* Task details
In full and without alteration, repeat the material.

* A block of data

------------------------------------

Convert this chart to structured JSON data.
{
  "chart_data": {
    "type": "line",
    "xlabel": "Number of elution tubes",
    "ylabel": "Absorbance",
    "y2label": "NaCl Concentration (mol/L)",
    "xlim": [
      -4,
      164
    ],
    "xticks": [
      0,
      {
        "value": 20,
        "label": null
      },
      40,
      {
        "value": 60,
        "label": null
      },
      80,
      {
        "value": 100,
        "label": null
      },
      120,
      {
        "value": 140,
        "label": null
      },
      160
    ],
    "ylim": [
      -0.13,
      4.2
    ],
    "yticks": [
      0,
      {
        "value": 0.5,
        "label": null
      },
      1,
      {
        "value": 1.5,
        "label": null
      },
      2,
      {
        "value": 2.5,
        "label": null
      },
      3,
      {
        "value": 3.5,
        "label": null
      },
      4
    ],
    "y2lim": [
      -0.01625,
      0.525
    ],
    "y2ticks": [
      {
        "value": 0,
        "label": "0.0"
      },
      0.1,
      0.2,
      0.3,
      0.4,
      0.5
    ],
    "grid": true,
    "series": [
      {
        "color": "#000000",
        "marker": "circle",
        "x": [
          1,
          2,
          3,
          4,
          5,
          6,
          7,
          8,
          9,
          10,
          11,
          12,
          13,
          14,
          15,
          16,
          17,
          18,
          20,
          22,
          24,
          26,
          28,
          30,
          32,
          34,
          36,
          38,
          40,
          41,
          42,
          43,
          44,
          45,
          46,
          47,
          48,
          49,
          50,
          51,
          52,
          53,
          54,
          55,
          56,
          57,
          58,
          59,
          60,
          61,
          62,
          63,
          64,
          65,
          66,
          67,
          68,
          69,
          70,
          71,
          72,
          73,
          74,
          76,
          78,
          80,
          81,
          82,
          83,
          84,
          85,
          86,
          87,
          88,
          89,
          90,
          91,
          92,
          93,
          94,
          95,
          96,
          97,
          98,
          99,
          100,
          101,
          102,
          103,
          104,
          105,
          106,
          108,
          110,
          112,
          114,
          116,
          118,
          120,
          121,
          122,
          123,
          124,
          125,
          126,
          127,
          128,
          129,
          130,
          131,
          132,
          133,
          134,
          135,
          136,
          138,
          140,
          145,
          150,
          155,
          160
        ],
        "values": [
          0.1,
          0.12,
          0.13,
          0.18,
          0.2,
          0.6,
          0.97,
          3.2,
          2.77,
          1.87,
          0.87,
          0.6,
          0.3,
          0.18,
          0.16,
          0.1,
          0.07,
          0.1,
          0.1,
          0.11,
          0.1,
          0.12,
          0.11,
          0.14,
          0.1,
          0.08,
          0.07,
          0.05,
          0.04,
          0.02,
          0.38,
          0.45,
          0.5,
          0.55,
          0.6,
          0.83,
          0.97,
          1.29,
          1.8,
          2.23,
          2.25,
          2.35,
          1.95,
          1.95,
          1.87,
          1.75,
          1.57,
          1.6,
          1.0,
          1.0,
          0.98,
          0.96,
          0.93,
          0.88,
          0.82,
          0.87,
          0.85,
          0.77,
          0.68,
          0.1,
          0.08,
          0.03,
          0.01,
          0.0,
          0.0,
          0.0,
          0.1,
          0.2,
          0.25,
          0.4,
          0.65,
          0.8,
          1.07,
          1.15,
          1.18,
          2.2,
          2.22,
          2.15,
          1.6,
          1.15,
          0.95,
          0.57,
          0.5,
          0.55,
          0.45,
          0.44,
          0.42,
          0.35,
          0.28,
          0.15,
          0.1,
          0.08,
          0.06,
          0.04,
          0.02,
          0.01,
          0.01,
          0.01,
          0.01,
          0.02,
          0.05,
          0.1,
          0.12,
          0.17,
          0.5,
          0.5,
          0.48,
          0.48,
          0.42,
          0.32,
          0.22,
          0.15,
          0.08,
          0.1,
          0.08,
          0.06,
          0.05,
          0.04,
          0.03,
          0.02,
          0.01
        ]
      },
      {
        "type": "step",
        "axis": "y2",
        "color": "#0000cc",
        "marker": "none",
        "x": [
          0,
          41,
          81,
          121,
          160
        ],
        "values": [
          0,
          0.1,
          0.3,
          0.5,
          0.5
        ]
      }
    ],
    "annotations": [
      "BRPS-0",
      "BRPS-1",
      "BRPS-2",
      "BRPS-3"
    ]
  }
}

------------------------------------

* Reply to the exercise
Convert this chart to structured JSON data.
{
  "chart_data": {
    "type": "line",
    "xlabel": "Number of elution tubes",
    "ylabel": "Absorbance",
    "y2label": "NaCl Concentration (mol/L)",
    "xlim": [
      -4,
      164
    ],
    "xticks": [
      0,
      {
        "value": 20,
        "label": null
      },
      40,
      {
        "value": 60,
        "label": null
      },
      80,
      {
        "value": 100,
        "label": null
      },
      120,
      {
        "value": 140,
        "label": null
      },
      160
    ],
    "ylim": [
      -0.13,
      4.2
    ],
    "yticks": [
      0,
      {
        "value": 0.5,
        "label": null
      },
      1,
      {
        "value": 1.5,
        "label": null
      },
      2,
      {
        "value": 2.5,
        "label": null
      },
      3,
      {
        "value": 3.5,
        "label": null
      },
      4
    ],
    "y2lim": [
      -0.01625,
      0.525
    ],
    "y2ticks": [
      {
        "value": 0,
        "label": "0.0"
      },
      0.1,
      0.2,
      0.3,
      0.4,
      0.5
    ],
    "grid": true,
    "series": [
      {
        "color": "#000000",
        "marker": "circle",
        "x": [
          1,
          2,
          3,
          4,
          5,
          6,
          7,
          8,
          9,
          10,
          11,
          12,
          13,
          14,
          15,
          16,
          17,
          18,
          20,
          22,
          24,
          26,
          28,
          30,
          32,
          34,
          36,
          38,
          40,
          41,
          42,
          43,
          44,
          45,
          46,
          47,
          48,
          49,
          50,
          51,
          52,
          53,
          54,
          55,
          56,
          57,
          58,
          59,
          60,
          61,
          62,
          63,
          64,
          65,
          66,
          67,
          68,
          69,
          70,
          71,
          72,
          73,
          74,
          76,
          78,
          80,
          81,
          82,
          83,
          84,
          85,
          86,
          87,
          88,
          89,
          90,
          91,
          92,
          93,
          94,
          95,
          96,
          97,
          98,
          99,
          100,
          101,
          102,
          103,
          104,
          105,
          106,
          108,
          110,
          112,
          114,
          116,
          118,
          120,
          121,
          122,
          123,
          124,
          125,
          126,
          127,
          128,
          129,
          130,
          131,
          132,
          133,
          134,
          135,
          136,
          138,
          140,
          145,
          150,
          155,
          160
        ],
        "values": [
          0.1,
          0.12,
          0.13,
          0.18,
          0.2,
          0.6,
          0.97,
          3.2,
          2.77,
          1.87,
          0.87,
          0.6,
          0.3,
          0.18,
          0.16,
          0.1,
          0.07,
          0.1,
          0.1,
          0.11,
          0.1,
          0.12,
          0.11,
          0.14,
          0.1,
          0.08,
          0.07,
          0.05,
          0.04,
          0.02,
          0.38,
          0.45,
          0.5,
          0.55,
          0.6,
          0.83,
          0.97,
          1.29,
          1.8,
          2.23,
          2.25,
          2.35,
          1.95,
          1.95,
          1.87,
          1.75,
          1.57,
          1.6,
          1.0,
          1.0,
          0.98,
          0.96,
          0.93,
          0.88,
          0.82,
          0.87,
          0.85,
          0.77,
          0.68,
          0.1,
          0.08,
          0.03,
          0.01,
          0.0,
          0.0,
          0.0,
          0.1,
          0.2,
          0.25,
          0.4,
          0.65,
          0.8,
          1.07,
          1.15,
          1.18,
          2.2,
          2.22,
          2.15,
          1.6,
          1.15,
          0.95,
          0.57,
          0.5,
          0.55,
          0.45,
          0.44,
          0.42,
          0.35,
          0.28,
          0.15,
          0.1,
          0.08,
          0.06,
          0.04,
          0.02,
          0.01,
          0.01,
          0.01,
          0.01,
          0.02,
          0.05,
          0.1,
          0.12,
          0.17,
          0.5,
          0.5,
          0.48,
          0.48,
          0.42,
          0.32,
          0.22,
          0.15,
          0.08,
          0.1,
          0.08,
          0.06,
          0.05,
          0.04,
          0.03,
          0.02,
          0.01
        ]
      },
      {
        "type": "step",
        "axis": "y2",
        "color": "#0000cc",
        "marker": "none",
        "x": [
          0,
          41,
          81,
          121,
          160
        ],
        "values": [
          0,
          0.1,
          0.3,
          0.5,
          0.5
        ]
      }
    ],
    "annotations": [
      "BRPS-0",
      "BRPS-1",
      "BRPS-2",
      "BRPS-3"
    ]
  }
}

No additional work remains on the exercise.